[Data entries]
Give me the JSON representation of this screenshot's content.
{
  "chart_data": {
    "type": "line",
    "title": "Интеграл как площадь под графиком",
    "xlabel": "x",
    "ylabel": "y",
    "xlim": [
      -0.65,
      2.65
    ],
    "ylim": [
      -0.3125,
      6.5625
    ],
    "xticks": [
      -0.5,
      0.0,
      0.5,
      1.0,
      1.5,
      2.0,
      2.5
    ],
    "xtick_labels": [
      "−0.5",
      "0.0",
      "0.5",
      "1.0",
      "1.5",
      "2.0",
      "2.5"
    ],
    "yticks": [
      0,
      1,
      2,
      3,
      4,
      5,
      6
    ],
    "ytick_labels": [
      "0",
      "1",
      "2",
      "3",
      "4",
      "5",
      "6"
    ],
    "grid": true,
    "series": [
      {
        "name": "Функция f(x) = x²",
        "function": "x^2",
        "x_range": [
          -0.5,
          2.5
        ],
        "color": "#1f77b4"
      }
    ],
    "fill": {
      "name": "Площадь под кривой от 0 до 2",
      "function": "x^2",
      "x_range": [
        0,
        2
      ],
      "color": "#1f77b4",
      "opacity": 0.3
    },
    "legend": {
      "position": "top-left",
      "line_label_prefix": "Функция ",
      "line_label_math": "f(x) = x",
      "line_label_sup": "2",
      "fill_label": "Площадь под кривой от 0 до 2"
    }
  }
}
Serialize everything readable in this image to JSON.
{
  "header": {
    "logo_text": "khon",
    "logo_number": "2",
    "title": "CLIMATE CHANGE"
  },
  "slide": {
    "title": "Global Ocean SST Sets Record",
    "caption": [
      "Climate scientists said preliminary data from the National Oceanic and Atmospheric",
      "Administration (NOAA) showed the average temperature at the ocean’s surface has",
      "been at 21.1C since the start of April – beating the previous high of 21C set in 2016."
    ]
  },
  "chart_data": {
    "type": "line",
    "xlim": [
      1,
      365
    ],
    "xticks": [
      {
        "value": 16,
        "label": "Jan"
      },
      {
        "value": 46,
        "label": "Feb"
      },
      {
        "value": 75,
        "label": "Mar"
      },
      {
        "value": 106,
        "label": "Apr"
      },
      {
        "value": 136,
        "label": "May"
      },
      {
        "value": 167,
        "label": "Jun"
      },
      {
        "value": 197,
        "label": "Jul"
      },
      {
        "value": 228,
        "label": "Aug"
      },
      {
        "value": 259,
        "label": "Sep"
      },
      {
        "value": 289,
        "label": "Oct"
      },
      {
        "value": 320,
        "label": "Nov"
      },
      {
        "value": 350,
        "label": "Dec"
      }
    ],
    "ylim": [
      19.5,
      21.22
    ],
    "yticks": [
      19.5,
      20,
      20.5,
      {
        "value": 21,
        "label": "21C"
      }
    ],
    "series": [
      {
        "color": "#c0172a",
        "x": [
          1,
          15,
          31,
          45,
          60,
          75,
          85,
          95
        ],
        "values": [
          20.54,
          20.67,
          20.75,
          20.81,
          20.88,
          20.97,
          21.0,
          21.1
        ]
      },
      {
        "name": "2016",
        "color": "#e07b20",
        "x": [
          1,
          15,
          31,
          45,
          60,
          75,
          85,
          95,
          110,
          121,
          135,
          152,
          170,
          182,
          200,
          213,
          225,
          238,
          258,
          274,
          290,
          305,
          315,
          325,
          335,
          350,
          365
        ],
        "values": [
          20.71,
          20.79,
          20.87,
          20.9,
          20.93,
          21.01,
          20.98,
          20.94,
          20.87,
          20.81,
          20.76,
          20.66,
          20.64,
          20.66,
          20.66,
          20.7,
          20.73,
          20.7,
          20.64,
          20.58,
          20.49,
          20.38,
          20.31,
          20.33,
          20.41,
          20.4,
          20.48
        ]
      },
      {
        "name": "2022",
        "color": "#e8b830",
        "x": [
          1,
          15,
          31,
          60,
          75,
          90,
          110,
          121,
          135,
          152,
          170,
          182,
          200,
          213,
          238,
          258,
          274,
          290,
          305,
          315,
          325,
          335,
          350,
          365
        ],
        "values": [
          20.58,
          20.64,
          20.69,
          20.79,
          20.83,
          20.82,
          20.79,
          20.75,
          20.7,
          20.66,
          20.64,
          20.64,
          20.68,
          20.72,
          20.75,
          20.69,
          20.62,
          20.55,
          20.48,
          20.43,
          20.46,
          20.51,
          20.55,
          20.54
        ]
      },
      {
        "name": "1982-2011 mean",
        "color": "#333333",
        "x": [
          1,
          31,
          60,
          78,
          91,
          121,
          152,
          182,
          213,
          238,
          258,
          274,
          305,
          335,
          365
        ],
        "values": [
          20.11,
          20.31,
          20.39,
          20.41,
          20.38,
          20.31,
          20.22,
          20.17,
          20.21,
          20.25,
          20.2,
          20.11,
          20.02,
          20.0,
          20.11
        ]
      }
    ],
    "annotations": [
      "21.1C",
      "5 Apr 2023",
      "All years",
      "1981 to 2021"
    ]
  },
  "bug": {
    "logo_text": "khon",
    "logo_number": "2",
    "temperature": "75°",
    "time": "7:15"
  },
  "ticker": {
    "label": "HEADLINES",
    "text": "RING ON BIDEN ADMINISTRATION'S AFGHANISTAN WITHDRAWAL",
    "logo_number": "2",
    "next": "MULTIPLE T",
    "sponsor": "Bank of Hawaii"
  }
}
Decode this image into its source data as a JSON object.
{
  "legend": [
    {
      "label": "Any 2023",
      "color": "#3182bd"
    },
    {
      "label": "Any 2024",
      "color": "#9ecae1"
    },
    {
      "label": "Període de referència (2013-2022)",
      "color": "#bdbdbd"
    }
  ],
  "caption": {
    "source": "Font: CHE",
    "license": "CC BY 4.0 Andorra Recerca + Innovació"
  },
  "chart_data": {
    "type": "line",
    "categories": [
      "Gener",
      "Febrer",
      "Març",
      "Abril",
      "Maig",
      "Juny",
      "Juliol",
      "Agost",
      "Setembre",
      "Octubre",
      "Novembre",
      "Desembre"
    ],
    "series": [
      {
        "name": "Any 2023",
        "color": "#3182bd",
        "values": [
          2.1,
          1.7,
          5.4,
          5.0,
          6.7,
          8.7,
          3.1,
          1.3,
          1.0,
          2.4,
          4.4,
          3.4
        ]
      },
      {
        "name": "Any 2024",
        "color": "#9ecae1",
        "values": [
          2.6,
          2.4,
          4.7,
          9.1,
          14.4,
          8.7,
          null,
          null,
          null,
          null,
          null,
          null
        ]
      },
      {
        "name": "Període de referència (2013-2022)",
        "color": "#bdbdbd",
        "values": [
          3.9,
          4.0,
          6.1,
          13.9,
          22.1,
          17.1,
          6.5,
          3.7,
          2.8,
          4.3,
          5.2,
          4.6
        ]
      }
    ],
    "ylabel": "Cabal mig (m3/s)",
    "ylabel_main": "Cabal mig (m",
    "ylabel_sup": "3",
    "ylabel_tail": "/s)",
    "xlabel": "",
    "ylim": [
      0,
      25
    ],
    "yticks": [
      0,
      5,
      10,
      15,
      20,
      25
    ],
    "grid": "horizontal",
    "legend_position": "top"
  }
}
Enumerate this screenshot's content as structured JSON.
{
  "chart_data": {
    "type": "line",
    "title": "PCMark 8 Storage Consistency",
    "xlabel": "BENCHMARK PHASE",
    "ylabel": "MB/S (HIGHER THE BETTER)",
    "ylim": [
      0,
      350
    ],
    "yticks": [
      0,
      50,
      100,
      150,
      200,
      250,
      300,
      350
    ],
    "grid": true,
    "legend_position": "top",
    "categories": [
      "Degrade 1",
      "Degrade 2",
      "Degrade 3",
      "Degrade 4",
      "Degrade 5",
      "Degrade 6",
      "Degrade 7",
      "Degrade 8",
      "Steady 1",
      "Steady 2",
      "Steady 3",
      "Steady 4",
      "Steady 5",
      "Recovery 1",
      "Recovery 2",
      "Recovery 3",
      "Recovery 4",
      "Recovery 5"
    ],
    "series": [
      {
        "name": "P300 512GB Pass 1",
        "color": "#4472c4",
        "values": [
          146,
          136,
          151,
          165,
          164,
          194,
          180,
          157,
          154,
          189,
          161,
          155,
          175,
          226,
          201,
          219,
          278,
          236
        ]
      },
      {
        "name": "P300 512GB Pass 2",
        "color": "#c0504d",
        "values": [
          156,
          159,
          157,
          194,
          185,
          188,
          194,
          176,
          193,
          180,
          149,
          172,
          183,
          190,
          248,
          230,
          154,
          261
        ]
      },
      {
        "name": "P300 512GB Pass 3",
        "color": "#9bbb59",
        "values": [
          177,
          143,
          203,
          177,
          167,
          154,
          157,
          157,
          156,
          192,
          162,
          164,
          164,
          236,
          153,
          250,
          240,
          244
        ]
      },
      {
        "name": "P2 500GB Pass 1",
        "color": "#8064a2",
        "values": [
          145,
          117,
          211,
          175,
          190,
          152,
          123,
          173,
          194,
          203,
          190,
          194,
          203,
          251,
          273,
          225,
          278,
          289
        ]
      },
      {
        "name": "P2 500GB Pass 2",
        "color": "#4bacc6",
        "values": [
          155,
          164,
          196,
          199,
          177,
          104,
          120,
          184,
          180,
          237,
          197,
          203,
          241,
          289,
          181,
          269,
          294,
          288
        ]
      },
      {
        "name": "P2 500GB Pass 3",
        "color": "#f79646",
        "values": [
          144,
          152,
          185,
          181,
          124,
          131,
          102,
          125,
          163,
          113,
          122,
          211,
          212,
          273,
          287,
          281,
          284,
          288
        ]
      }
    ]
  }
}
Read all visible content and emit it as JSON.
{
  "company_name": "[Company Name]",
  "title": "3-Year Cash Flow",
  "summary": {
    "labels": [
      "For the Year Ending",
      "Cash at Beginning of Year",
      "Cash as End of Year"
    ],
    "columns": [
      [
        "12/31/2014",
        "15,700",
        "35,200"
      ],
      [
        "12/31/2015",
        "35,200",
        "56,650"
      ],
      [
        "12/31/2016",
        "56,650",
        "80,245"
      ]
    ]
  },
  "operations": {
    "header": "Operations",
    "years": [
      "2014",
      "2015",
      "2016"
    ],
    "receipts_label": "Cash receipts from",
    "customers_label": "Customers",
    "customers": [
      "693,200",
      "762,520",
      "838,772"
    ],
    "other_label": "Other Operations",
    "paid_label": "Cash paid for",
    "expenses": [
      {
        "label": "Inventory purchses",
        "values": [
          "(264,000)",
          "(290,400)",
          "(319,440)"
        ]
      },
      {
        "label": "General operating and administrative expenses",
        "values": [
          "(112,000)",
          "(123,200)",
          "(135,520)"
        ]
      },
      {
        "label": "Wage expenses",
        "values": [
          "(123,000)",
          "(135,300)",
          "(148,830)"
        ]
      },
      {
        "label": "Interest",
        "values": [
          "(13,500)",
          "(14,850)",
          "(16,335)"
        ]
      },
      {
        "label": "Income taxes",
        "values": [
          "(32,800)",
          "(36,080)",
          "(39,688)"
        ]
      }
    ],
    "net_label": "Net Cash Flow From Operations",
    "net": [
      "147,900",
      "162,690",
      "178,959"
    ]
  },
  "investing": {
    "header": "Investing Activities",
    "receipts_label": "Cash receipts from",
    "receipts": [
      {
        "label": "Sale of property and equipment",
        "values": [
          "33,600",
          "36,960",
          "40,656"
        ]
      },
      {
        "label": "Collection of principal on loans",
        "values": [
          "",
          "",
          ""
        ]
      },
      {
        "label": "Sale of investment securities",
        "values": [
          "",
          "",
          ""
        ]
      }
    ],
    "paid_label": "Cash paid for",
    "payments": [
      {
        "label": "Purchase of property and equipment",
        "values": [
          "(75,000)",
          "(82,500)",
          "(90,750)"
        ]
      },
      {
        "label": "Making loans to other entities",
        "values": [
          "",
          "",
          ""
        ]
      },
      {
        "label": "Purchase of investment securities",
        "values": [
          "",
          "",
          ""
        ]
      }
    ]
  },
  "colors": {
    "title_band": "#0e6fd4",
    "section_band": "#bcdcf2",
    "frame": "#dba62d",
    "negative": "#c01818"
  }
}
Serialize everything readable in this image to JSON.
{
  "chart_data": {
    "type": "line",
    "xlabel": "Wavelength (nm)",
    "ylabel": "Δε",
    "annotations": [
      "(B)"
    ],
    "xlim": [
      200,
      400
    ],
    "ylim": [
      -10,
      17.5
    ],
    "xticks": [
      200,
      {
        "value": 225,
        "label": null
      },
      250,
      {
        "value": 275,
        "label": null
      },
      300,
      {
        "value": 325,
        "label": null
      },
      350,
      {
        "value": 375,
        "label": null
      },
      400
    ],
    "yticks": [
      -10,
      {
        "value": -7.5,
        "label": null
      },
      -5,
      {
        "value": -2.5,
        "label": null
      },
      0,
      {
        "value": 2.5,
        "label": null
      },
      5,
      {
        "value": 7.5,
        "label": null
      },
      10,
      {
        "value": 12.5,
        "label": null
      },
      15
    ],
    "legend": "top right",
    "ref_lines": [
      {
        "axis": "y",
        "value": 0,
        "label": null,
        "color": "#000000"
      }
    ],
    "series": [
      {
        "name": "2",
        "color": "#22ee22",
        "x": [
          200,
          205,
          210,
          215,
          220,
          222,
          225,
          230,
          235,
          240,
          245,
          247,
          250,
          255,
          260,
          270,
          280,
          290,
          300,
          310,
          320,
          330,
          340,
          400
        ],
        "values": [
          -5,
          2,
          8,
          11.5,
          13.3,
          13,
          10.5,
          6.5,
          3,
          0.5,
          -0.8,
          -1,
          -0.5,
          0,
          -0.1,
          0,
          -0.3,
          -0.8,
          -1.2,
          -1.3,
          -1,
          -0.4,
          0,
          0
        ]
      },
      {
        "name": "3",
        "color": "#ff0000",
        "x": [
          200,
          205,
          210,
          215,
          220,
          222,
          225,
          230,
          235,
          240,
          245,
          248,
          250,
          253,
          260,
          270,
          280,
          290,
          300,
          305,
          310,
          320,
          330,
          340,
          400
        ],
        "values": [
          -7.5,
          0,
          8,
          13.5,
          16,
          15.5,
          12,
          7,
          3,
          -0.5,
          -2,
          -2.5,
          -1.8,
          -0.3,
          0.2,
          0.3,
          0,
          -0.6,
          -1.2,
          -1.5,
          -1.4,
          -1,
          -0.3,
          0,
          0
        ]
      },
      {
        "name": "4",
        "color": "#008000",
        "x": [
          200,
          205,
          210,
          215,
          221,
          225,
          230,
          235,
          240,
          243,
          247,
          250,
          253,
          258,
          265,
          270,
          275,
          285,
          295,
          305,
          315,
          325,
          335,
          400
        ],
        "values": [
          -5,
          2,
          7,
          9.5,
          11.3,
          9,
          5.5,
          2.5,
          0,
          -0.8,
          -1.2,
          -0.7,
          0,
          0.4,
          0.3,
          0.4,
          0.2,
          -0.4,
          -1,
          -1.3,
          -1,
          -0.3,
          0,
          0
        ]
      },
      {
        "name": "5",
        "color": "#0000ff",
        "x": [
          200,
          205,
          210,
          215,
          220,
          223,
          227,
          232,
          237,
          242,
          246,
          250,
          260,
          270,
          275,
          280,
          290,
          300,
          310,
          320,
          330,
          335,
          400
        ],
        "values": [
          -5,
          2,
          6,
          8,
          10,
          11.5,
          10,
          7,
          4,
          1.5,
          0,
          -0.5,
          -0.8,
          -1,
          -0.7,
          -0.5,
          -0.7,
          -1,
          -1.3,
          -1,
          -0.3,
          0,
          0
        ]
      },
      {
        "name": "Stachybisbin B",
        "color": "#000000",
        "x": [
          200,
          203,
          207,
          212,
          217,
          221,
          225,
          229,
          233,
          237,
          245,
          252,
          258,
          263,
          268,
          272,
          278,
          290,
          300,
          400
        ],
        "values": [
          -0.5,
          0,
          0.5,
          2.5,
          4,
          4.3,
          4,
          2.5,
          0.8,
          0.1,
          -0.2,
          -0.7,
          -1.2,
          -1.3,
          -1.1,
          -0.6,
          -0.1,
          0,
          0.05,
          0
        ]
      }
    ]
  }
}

## AIM
Report only the number of lines in the listing that contain the word "screenshot".

## THE RESULT
2